■ **Directions**
Write every record out again exactly as given.

-- Start Exercise inputs --

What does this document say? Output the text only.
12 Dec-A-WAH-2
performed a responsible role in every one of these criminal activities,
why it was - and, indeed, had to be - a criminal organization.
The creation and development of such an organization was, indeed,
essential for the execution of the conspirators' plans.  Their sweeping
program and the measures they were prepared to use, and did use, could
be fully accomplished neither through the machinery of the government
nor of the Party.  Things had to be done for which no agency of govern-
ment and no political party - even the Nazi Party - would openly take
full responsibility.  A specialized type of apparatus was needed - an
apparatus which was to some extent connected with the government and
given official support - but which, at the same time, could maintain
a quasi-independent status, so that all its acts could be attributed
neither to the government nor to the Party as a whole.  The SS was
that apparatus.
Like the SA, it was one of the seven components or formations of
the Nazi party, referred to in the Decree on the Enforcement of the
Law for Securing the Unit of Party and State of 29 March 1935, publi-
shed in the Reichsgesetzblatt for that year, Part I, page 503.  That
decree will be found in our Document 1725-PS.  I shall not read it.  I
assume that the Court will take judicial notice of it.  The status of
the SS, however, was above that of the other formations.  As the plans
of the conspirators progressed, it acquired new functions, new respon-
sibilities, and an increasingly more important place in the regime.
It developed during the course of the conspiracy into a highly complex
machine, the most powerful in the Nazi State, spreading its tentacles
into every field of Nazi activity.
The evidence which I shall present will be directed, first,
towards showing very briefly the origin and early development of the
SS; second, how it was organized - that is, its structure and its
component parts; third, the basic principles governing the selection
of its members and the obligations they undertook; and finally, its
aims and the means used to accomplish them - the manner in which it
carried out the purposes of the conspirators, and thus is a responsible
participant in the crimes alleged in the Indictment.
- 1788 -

-- End Exercise inputs --

■ **Result for this exercise**
What does this document say? Output the text only.
12 Dec-A-WAH-2
performed a responsible role in every one of these criminal activities,
why it was - and, indeed, had to be - a criminal organization.
The creation and development of such an organization was, indeed,
essential for the execution of the conspirators' plans.  Their sweeping
program and the measures they were prepared to use, and did use, could
be fully accomplished neither through the machinery of the government
nor of the Party.  Things had to be done for which no agency of govern-
ment and no political party - even the Nazi Party - would openly take
full responsibility.  A specialized type of apparatus was needed - an
apparatus which was to some extent connected with the government and
given official support - but which, at the same time, could maintain
a quasi-independent status, so that all its acts could be attributed
neither to the government nor to the Party as a whole.  The SS was
that apparatus.
Like the SA, it was one of the seven components or formations of
the Nazi party, referred to in the Decree on the Enforcement of the
Law for Securing the Unit of Party and State of 29 March 1935, publi-
shed in the Reichsgesetzblatt for that year, Part I, page 503.  That
decree will be found in our Document 1725-PS.  I shall not read it.  I
assume that the Court will take judicial notice of it.  The status of
the SS, however, was above that of the other formations.  As the plans
of the conspirators progressed, it acquired new functions, new respon-
sibilities, and an increasingly more important place in the regime.
It developed during the course of the conspiracy into a highly complex
machine, the most powerful in the Nazi State, spreading its tentacles
into every field of Nazi activity.
The evidence which I shall present will be directed, first,
towards showing very briefly the origin and early development of the
SS; second, how it was organized - that is, its structure and its
component parts; third, the basic principles governing the selection
of its members and the obligations they undertook; and finally, its
aims and the means used to accomplish them - the manner in which it
carried out the purposes of the conspirators, and thus is a responsible
participant in the crimes alleged in the Indictment.
- 1788 -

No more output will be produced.